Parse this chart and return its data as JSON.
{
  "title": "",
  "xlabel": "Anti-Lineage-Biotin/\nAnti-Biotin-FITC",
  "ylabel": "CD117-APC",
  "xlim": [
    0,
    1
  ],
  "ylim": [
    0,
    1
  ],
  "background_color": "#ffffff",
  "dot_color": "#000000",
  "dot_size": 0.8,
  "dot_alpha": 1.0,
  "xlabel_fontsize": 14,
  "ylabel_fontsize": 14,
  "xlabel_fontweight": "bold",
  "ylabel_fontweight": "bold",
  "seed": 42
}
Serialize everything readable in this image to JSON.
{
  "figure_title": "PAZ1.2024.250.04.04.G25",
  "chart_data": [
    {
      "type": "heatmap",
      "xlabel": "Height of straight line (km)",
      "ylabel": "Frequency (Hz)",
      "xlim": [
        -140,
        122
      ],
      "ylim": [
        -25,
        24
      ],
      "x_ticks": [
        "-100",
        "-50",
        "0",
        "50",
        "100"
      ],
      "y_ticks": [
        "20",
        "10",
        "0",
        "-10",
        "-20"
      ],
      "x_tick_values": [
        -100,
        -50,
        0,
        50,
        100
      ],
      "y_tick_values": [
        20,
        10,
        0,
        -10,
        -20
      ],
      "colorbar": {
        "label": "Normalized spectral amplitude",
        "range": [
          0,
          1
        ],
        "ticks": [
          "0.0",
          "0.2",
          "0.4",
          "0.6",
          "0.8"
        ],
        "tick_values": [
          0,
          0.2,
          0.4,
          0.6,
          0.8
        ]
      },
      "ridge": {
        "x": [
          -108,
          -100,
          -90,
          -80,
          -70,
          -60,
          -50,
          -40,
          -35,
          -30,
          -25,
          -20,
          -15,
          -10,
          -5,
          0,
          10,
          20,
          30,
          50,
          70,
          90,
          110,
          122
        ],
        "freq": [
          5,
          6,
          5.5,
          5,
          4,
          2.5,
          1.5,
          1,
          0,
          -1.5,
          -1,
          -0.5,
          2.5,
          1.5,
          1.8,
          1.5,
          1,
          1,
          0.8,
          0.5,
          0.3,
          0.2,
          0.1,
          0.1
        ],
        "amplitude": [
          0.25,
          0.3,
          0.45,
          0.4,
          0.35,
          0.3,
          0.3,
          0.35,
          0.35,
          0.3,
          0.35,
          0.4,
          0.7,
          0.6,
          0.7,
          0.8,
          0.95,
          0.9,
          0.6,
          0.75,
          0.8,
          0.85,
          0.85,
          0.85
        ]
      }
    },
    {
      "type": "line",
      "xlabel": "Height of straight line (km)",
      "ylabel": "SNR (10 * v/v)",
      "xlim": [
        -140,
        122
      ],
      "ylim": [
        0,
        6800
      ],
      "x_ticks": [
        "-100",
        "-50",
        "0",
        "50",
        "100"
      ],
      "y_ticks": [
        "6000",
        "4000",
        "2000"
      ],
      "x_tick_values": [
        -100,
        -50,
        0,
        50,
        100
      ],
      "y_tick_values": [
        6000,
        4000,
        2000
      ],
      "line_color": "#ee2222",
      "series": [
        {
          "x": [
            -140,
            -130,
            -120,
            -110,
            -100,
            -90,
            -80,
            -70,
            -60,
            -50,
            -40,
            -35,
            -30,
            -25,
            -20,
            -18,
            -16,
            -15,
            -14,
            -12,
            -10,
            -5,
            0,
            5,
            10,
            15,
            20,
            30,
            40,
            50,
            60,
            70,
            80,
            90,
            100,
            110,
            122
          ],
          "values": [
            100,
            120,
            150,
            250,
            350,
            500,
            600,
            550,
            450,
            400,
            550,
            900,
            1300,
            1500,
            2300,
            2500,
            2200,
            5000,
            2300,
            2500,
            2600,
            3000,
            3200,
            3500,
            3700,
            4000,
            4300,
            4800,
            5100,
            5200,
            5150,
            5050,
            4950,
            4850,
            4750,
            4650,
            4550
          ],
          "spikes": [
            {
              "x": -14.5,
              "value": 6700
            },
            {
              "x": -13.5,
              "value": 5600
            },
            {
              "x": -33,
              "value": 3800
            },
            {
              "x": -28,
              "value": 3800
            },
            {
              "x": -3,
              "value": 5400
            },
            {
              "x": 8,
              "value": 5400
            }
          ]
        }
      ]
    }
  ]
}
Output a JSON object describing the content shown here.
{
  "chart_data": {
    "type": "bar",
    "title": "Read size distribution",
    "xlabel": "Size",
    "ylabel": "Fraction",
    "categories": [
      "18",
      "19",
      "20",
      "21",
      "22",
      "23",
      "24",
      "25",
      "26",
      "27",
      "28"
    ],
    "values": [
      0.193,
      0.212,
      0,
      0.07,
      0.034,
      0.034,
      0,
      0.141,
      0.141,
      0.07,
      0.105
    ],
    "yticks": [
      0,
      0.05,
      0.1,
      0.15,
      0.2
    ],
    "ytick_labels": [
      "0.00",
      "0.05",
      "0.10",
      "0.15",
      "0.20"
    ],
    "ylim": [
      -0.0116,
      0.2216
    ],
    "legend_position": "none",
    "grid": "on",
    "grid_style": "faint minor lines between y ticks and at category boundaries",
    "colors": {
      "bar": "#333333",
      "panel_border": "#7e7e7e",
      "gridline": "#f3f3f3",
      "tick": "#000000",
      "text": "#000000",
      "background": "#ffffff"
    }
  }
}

• SET TASK
Repeat only what runs from the line holding "Output a JSON" to the end of the data, keeping every line exactly as written, first and last included.

• ANSWER BELOW
Output a JSON object describing the content shown here.
{
  "chart_data": {
    "type": "bar",
    "title": "Read size distribution",
    "xlabel": "Size",
    "ylabel": "Fraction",
    "categories": [
      "18",
      "19",
      "20",
      "21",
      "22",
      "23",
      "24",
      "25",
      "26",
      "27",
      "28"
    ],
    "values": [
      0.193,
      0.212,
      0,
      0.07,
      0.034,
      0.034,
      0,
      0.141,
      0.141,
      0.07,
      0.105
    ],
    "yticks": [
      0,
      0.05,
      0.1,
      0.15,
      0.2
    ],
    "ytick_labels": [
      "0.00",
      "0.05",
      "0.10",
      "0.15",
      "0.20"
    ],
    "ylim": [
      -0.0116,
      0.2216
    ],
    "legend_position": "none",
    "grid": "on",
    "grid_style": "faint minor lines between y ticks and at category boundaries",
    "colors": {
      "bar": "#333333",
      "panel_border": "#7e7e7e",
      "gridline": "#f3f3f3",
      "tick": "#000000",
      "text": "#000000",
      "background": "#ffffff"
    }
  }
}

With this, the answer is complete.